▶ **What the exercise asks**
Show the lines of the material that contain the word "adherence".
§
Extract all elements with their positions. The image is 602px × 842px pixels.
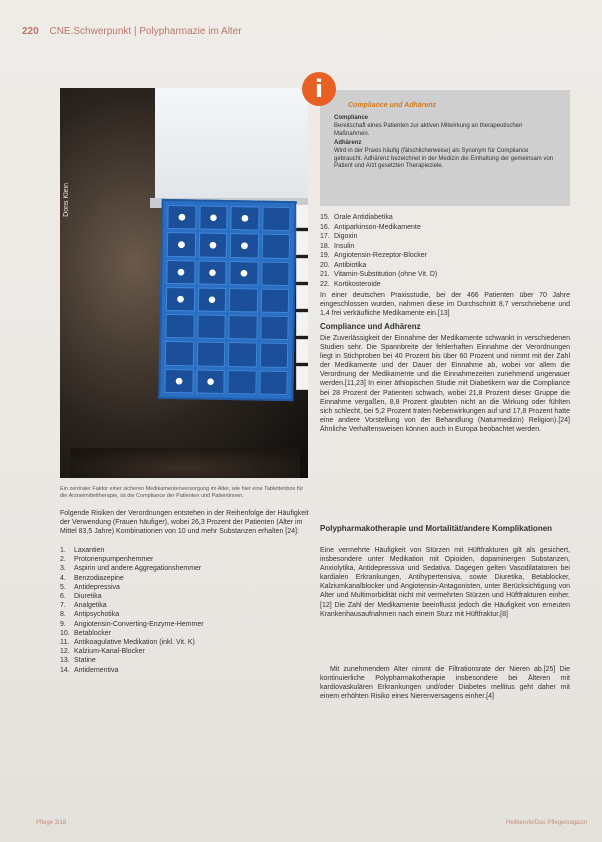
list-item-number: 18.: [320, 242, 330, 250]
compliance-label: Compliance: [334, 115, 369, 121]
list-item-number: 3.: [60, 565, 66, 573]
adherence-definition: Wird in der Praxis häufig (fälschlicherweise) als Synonym für Compliance gebraucht. Adhärenz bezeichnet in der Medizin die Einhaltung der gemeinsam von Patient und Arzt gesetzten Therapieziele.: [334, 148, 554, 169]
footer-left: Pflege 3/18: [36, 820, 67, 826]
list-item-number: 16.: [320, 223, 330, 231]
info-box-title: Compliance und Adhärenz: [348, 102, 437, 109]
pill-compartment: [229, 288, 258, 313]
pill-compartment: [165, 341, 194, 366]
list-item-number: 4.: [60, 574, 66, 582]
pill-compartment: [228, 315, 257, 340]
photo-credit: Doris Klein: [63, 183, 70, 217]
list-item-number: 5.: [60, 583, 66, 591]
pill-compartment: [198, 233, 227, 258]
list-item: [60, 555, 310, 564]
pill-compartment: [262, 207, 291, 232]
pill-compartment: [259, 370, 288, 395]
list-item-text: Antiparkinson-Medikamente: [334, 223, 421, 231]
list-item-number: 6.: [60, 593, 66, 601]
list-item: [60, 629, 310, 638]
label-strip: [296, 204, 308, 228]
list-item-number: 9.: [60, 620, 66, 628]
list-item: [320, 261, 570, 271]
list-item-number: 12.: [60, 648, 70, 656]
pill-compartment: [164, 369, 193, 394]
list-item: [320, 223, 570, 233]
section-text-kidney: Mit zunehmendem Alter nimmt die Filtrationsrate der Nieren ab.[25] Die kontinuierliche Polypharmakotherapie insbesondere bei Älteren mit kardiovaskulären Erkrankungen und/oder Diabetes mellitus geht daher mit einem erhöhten Risiko eines Nierenversagens einher.[4]: [320, 666, 570, 701]
list-item-text: Angiotensin-Converting-Enzyme-Hemmer: [74, 620, 204, 628]
list-item-text: Analgetika: [74, 602, 107, 610]
compliance-definition: Bereitschaft eines Patienten zur aktiven Mitwirkung an therapeutischen Maßnahmen.: [334, 123, 523, 137]
section-heading-polypharmacy: Polypharmakotherapie und Mortalität/andere Komplikationen: [320, 524, 553, 533]
pill-compartment: [167, 205, 196, 230]
list-item: [60, 638, 310, 647]
list-item: [320, 280, 570, 290]
pill-compartment: [228, 342, 257, 367]
page-number: 220: [22, 26, 39, 37]
pillbox-photo: [60, 88, 308, 478]
list-item-number: 13.: [60, 657, 70, 665]
pill-organizer-labels: [296, 204, 308, 393]
list-item-text: Protonenpumpenhemmer: [74, 556, 154, 564]
list-item-number: 19.: [320, 252, 330, 259]
list-item-text: Antikoagulative Medikation (inkl. Vit. K): [74, 639, 195, 647]
list-item-text: Laxantien: [74, 547, 105, 554]
photo-hand: [70, 448, 300, 478]
pill-compartment: [261, 234, 290, 259]
footer-right: Heilberufe/Das Pflegemagazin: [506, 820, 588, 826]
medication-list-right: [320, 213, 570, 289]
list-item-text: Betablocker: [74, 629, 111, 637]
page-header: [22, 26, 242, 37]
info-box: [320, 90, 570, 206]
list-item: [60, 592, 310, 601]
list-item-text: Diuretika: [74, 593, 102, 601]
pill-compartment: [260, 316, 289, 341]
list-item-text: Kortikosteroide: [334, 280, 381, 288]
pill-compartment: [197, 287, 226, 312]
label-strip: [296, 339, 308, 363]
list-item-text: Antipsychotika: [74, 611, 120, 619]
pill-compartment: [230, 206, 259, 231]
list-item-number: 2.: [60, 556, 66, 564]
pill-compartment: [227, 370, 256, 395]
pill-compartment: [166, 287, 195, 312]
adherence-label: Adhärenz: [334, 140, 362, 146]
list-item-number: 15.: [320, 214, 330, 221]
list-item-number: 8.: [60, 611, 66, 619]
list-item-text: Antibiotika: [334, 261, 367, 269]
pill-compartment: [230, 233, 259, 258]
running-title: CNE.Schwerpunkt | Polypharmazie im Alter: [49, 26, 242, 37]
label-strip: [296, 366, 308, 390]
label-strip: [296, 285, 308, 309]
list-item-number: 1.: [60, 547, 66, 554]
list-item-text: Aspirin und andere Aggregationshemmer: [74, 565, 202, 573]
pill-compartment: [196, 342, 225, 367]
list-item-text: Antidementiva: [74, 666, 119, 674]
list-item-number: 11.: [60, 639, 70, 647]
pill-compartment: [165, 314, 194, 339]
list-item: [320, 232, 570, 242]
list-item-text: Kalzium-Kanal-Blocker: [74, 648, 145, 656]
section-heading-compliance: Compliance und Adhärenz: [320, 322, 421, 331]
list-item: [60, 601, 310, 610]
list-item-number: 10.: [60, 629, 70, 637]
list-item: [320, 270, 570, 280]
left-intro-paragraph: Folgende Risiken der Verordnungen entstehen in der Reihenfolge der Häufigkeit der Verwendung (Frauen häufiger), wobei 26,3 Prozent der Patienten (Alter im Mittel 83,5 Jahre) Kombinationen von 10 und mehr Substanzen erhalten [24]:: [60, 510, 309, 535]
list-item-text: Digoxin: [334, 233, 358, 240]
photo-caption: Ein zentraler Faktor einer sicheren Medikamentenversorgung im Alter, wie hier eine Tablettenbox für die Arzneimitteltherapie, ist die Compliance der Patienten und Patientinnen.: [60, 486, 304, 499]
list-item: [60, 647, 310, 656]
list-item: [60, 564, 310, 573]
pill-compartment: [167, 232, 196, 257]
list-item-number: 14.: [60, 666, 70, 674]
label-strip: [296, 312, 308, 336]
medication-list-left: [60, 546, 310, 675]
list-item-text: Antidepressiva: [74, 583, 120, 591]
section-text-compliance: Die Zuverlässigkeit der Einnahme der Medikamente schwankt in verschiedenen Studien sehr. Die Spannbreite der fehlerhaften Einnahme der Verordnungen liegt in Stichproben bei 40 Prozent bis über 60 Prozent und nimmt mit der Zahl der Medikamente und der Dauer der Einnahme ab, wobei vor allem die Verordnung der Medikamente und die Einnahmezeiten zunehmend ungenauer werden.[11,23] In einer äthiopischen Studie mit Diabetikern war die Compliance bei 28 Prozent der Patienten schwach, wobei 21,8 Prozent dieser Gruppe die Einnahme vergaßen, 8,8 Prozent glaubten nicht an die Wirkung oder fühlten sich schlecht, bei 5,2 Prozent traten Nebenwirkungen auf und 17,8 Prozent hatte eine andere Vorstellung von der Behandlung (Naturmedizin) Religion).[24] Ähnliche Verhaltensweisen können auch in Europa beobachtet werden.: [320, 335, 570, 433]
list-item: [60, 666, 310, 675]
pill-compartment: [196, 369, 225, 394]
list-item: [60, 546, 310, 555]
list-item-text: Insulin: [334, 242, 355, 250]
study-paragraph: In einer deutschen Praxisstudie, bei der 466 Patienten über 70 Jahre eingeschlossen wurden, nahmen diese im Durchschnitt 8,7 verschriebene und 1,4 frei verkäufliche Medikamente ein.[13]: [320, 292, 570, 318]
list-item: [320, 242, 570, 252]
pill-organizer: [158, 199, 296, 401]
pill-compartment: [197, 315, 226, 340]
pill-compartment: [166, 259, 195, 284]
list-item-text: Angiotensin-Rezeptor-Blocker: [334, 252, 427, 259]
list-item-text: Benzodiazepine: [74, 574, 124, 582]
list-item: [60, 574, 310, 583]
pill-compartment: [259, 343, 288, 368]
list-item-text: Vitamin-Substitution (ohne Vit. D): [334, 271, 438, 278]
list-item-number: 17.: [320, 233, 330, 240]
pill-compartment: [198, 260, 227, 285]
list-item-text: Statine: [74, 657, 96, 665]
label-strip: [296, 231, 308, 255]
list-item: [60, 620, 310, 629]
info-icon: i: [302, 72, 336, 106]
list-item: [320, 251, 570, 261]
list-item-number: 20.: [320, 261, 330, 269]
list-item: [60, 610, 310, 619]
label-strip: [296, 258, 308, 282]
list-item: [320, 213, 570, 223]
section-text-polypharmacy: Eine vermehrte Häufigkeit von Stürzen mit Hüftfrakturen gilt als gesichert, insbesondere unter Medikation mit Opioiden, dopaminergen Substanzen, Anxiolytika, Antidepressiva und Sedativa. Dagegen gelten Vasodilatatoren bei kardialen Erkrankungen, Antihypertensiva, sowie Diuretika, Betablocker, Kalziumkanalblocker und Angiotensin-Antagonisten, unter Berücksichtigung von Alter und Multimorbidität nicht mit vermehrten Stürzen und Hüftfrakturen einher.[12] Die Zahl der Medikamente beeinflusst jedoch die Häufigkeit von erneuten Krankenhausaufnahmen nach einem Sturz mit Hüftfraktur.[8]: [320, 547, 570, 618]
list-item-number: 22.: [320, 280, 330, 288]
list-item: [60, 656, 310, 665]
list-item: [60, 583, 310, 592]
photo-window: [155, 88, 308, 198]
pill-compartment: [261, 261, 290, 286]
pill-compartment: [229, 261, 258, 286]
list-item-number: 21.: [320, 271, 330, 278]
pill-compartment: [260, 288, 289, 313]
pill-compartment: [199, 205, 228, 230]
list-item-number: 7.: [60, 602, 66, 610]
list-item-text: Orale Antidiabetika: [334, 214, 393, 221]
§
▶ **Solution below**
adherence-definition: Wird in der Praxis häufig (fälschlicherweise) als Synonym für Compliance gebraucht. Adhärenz bezeichnet in der Medizin die Einhaltung der gemeinsam von Patient und Arzt gesetzten Therapieziele.: [334, 148, 554, 169]
adherence-label: Adhärenz: [334, 140, 362, 146]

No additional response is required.